[Recorded data]
* Start *

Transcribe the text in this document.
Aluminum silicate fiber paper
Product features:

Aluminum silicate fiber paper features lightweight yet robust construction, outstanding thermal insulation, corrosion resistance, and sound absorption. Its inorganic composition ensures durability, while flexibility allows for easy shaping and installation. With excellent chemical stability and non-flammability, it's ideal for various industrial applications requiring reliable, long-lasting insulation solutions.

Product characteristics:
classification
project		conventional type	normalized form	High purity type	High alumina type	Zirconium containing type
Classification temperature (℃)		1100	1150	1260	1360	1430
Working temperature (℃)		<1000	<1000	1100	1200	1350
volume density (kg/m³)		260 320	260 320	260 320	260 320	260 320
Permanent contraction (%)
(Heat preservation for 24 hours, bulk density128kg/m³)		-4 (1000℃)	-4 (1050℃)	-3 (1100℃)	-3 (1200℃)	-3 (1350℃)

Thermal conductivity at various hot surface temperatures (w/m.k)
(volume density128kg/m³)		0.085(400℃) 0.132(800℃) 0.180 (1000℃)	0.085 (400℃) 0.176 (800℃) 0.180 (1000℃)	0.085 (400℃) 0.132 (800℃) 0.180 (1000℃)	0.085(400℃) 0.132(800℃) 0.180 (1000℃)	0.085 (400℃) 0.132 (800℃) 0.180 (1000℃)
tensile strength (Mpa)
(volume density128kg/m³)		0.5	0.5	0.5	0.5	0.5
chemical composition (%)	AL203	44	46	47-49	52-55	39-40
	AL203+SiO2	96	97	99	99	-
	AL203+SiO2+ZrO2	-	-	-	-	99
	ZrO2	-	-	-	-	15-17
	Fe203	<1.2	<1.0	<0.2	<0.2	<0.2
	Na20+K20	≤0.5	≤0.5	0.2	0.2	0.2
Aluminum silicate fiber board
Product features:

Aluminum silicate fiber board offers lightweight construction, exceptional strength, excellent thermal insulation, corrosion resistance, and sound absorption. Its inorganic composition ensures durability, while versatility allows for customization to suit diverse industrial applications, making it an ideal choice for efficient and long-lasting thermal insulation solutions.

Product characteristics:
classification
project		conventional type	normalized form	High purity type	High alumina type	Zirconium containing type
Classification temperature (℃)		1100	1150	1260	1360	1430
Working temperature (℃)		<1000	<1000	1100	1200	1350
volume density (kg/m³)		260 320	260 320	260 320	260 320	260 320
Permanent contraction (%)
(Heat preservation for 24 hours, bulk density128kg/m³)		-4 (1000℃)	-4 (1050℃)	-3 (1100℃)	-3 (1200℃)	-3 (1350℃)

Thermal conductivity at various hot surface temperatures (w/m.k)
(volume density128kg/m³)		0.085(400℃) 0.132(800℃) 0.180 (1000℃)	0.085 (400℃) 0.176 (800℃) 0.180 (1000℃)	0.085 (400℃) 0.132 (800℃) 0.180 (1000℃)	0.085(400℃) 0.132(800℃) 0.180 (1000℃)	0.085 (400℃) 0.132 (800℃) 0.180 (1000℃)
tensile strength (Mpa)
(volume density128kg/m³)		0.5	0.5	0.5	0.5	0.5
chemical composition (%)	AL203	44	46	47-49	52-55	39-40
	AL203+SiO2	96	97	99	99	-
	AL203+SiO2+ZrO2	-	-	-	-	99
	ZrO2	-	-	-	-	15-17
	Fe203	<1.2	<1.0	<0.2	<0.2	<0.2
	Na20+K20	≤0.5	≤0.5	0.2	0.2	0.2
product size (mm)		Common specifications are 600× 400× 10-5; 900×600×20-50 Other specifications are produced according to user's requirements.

* End *

■ EXERCISE DESCRIPTION ■
Identify each line in the records above containing the word "fiber"; copy those lines.

■ RESPONSE ■
Aluminum silicate fiber paper
Aluminum silicate fiber paper features lightweight yet robust construction, outstanding thermal insulation, corrosion resistance, and sound absorption. Its inorganic composition ensures durability, while flexibility allows for easy shaping and installation. With excellent chemical stability and non-flammability, it's ideal for various industrial applications requiring reliable, long-lasting insulation solutions.
Aluminum silicate fiber board
Aluminum silicate fiber board offers lightweight construction, exceptional strength, excellent thermal insulation, corrosion resistance, and sound absorption. Its inorganic composition ensures durability, while versatility allows for customization to suit diverse industrial applications, making it an ideal choice for efficient and long-lasting thermal insulation solutions.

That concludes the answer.